[Figure record extracts]
● ● ● ●

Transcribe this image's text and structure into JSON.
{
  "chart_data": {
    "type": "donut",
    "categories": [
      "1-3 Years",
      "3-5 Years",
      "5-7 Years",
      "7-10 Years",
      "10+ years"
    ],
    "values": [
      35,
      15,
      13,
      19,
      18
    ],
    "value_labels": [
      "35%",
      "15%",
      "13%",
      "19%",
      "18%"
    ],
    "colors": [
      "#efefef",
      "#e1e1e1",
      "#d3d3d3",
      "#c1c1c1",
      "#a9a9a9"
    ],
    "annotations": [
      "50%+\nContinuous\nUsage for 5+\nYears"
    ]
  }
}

● ● ● ●

Restate every record exactly, leaving nothing out.

[Correct response]:
Transcribe this image's text and structure into JSON.
{
  "chart_data": {
    "type": "donut",
    "categories": [
      "1-3 Years",
      "3-5 Years",
      "5-7 Years",
      "7-10 Years",
      "10+ years"
    ],
    "values": [
      35,
      15,
      13,
      19,
      18
    ],
    "value_labels": [
      "35%",
      "15%",
      "13%",
      "19%",
      "18%"
    ],
    "colors": [
      "#efefef",
      "#e1e1e1",
      "#d3d3d3",
      "#c1c1c1",
      "#a9a9a9"
    ],
    "annotations": [
      "50%+\nContinuous\nUsage for 5+\nYears"
    ]
  }
}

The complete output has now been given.